Task details:
Write out the records beneath this line exactly as they appear, minus any images.

[Records from a data collection]
<<<<
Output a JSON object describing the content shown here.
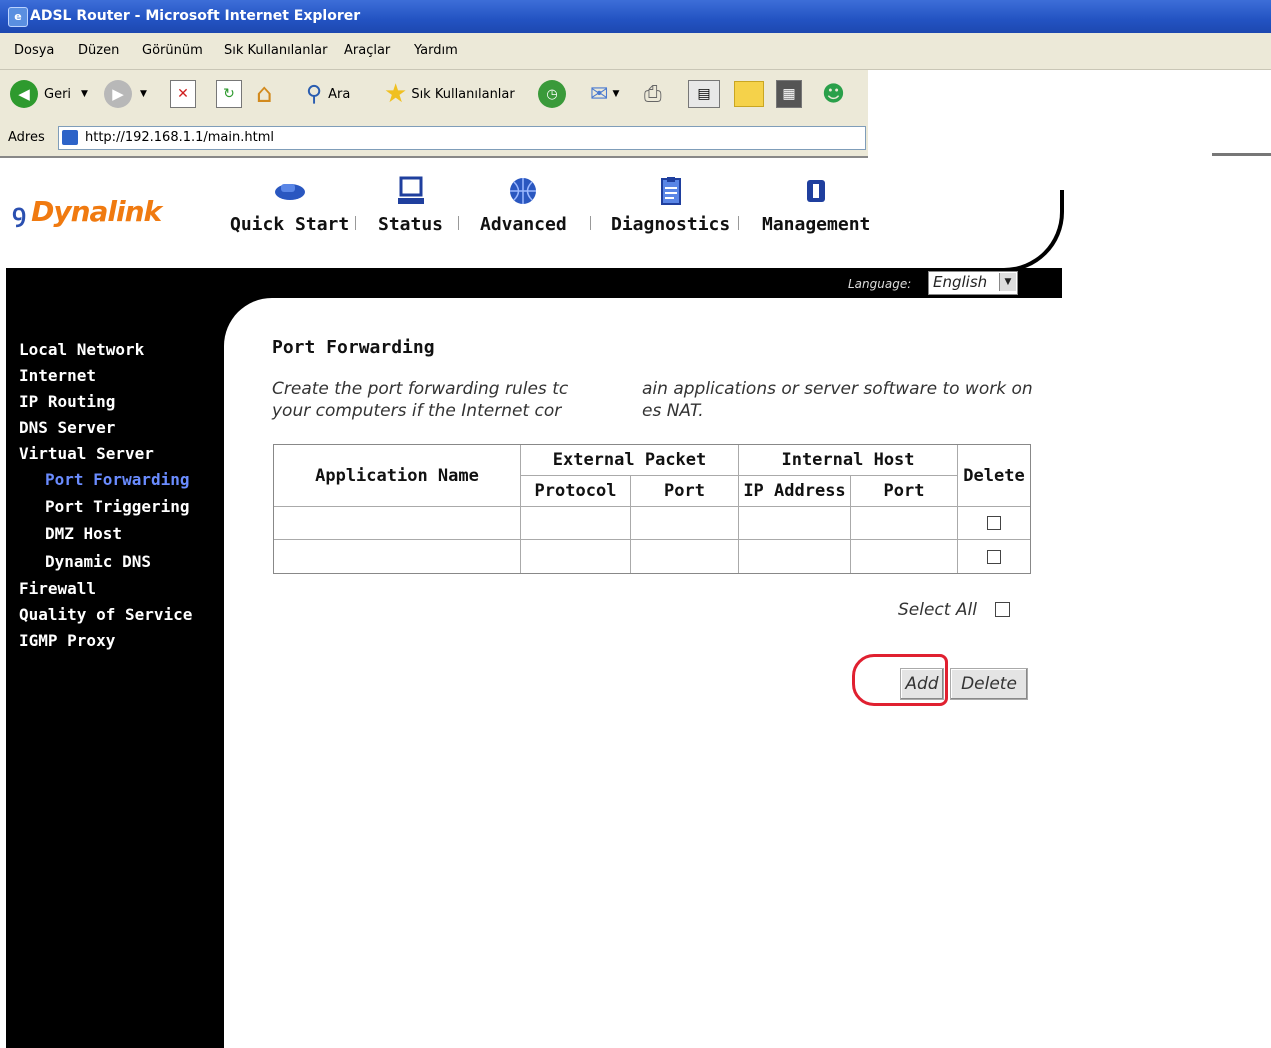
{
  "window": {
    "title": "ADSL Router - Microsoft Internet Explorer"
  },
  "menu": [
    "Dosya",
    "Düzen",
    "Görünüm",
    "Sık Kullanılanlar",
    "Araçlar",
    "Yardım"
  ],
  "toolbar": {
    "back_label": "Geri",
    "search_label": "Ara",
    "favorites_label": "Sık Kullanılanlar"
  },
  "address": {
    "label": "Adres",
    "url": "http://192.168.1.1/main.html"
  },
  "router": {
    "logo": "Dynalink",
    "nav": [
      "Quick Start",
      "Status",
      "Advanced",
      "Diagnostics",
      "Management"
    ],
    "language_label": "Language:",
    "language_value": "English"
  },
  "sidebar": {
    "items": [
      "Local Network",
      "Internet",
      "IP Routing",
      "DNS Server",
      "Virtual Server"
    ],
    "sub_items": [
      "Port Forwarding",
      "Port Triggering",
      "DMZ Host",
      "Dynamic DNS"
    ],
    "items_after": [
      "Firewall",
      "Quality of Service",
      "IGMP Proxy"
    ],
    "active": "Port Forwarding"
  },
  "main": {
    "title": "Port Forwarding",
    "desc_line1_a": "Create the port forwarding rules tc",
    "desc_line1_b": "ain applications or server software to work on",
    "desc_line2_a": "your computers if the Internet cor",
    "desc_line2_b": "es NAT.",
    "table": {
      "app_name": "Application Name",
      "external_packet": "External Packet",
      "internal_host": "Internal Host",
      "delete": "Delete",
      "protocol": "Protocol",
      "port": "Port",
      "ip_address": "IP Address",
      "port2": "Port"
    },
    "select_all": "Select All",
    "add_button": "Add",
    "delete_button": "Delete"
  },
  "colors": {
    "active_link": "#6a8cff",
    "annotation": "#e02030",
    "logo": "#f07a10"
  }
}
>>>>
Solution to this problem:
Output a JSON object describing the content shown here.
{
  "window": {
    "title": "ADSL Router - Microsoft Internet Explorer"
  },
  "menu": [
    "Dosya",
    "Düzen",
    "Görünüm",
    "Sık Kullanılanlar",
    "Araçlar",
    "Yardım"
  ],
  "toolbar": {
    "back_label": "Geri",
    "search_label": "Ara",
    "favorites_label": "Sık Kullanılanlar"
  },
  "address": {
    "label": "Adres",
    "url": "http://192.168.1.1/main.html"
  },
  "router": {
    "logo": "Dynalink",
    "nav": [
      "Quick Start",
      "Status",
      "Advanced",
      "Diagnostics",
      "Management"
    ],
    "language_label": "Language:",
    "language_value": "English"
  },
  "sidebar": {
    "items": [
      "Local Network",
      "Internet",
      "IP Routing",
      "DNS Server",
      "Virtual Server"
    ],
    "sub_items": [
      "Port Forwarding",
      "Port Triggering",
      "DMZ Host",
      "Dynamic DNS"
    ],
    "items_after": [
      "Firewall",
      "Quality of Service",
      "IGMP Proxy"
    ],
    "active": "Port Forwarding"
  },
  "main": {
    "title": "Port Forwarding",
    "desc_line1_a": "Create the port forwarding rules tc",
    "desc_line1_b": "ain applications or server software to work on",
    "desc_line2_a": "your computers if the Internet cor",
    "desc_line2_b": "es NAT.",
    "table": {
      "app_name": "Application Name",
      "external_packet": "External Packet",
      "internal_host": "Internal Host",
      "delete": "Delete",
      "protocol": "Protocol",
      "port": "Port",
      "ip_address": "IP Address",
      "port2": "Port"
    },
    "select_all": "Select All",
    "add_button": "Add",
    "delete_button": "Delete"
  },
  "colors": {
    "active_link": "#6a8cff",
    "annotation": "#e02030",
    "logo": "#f07a10"
  }
}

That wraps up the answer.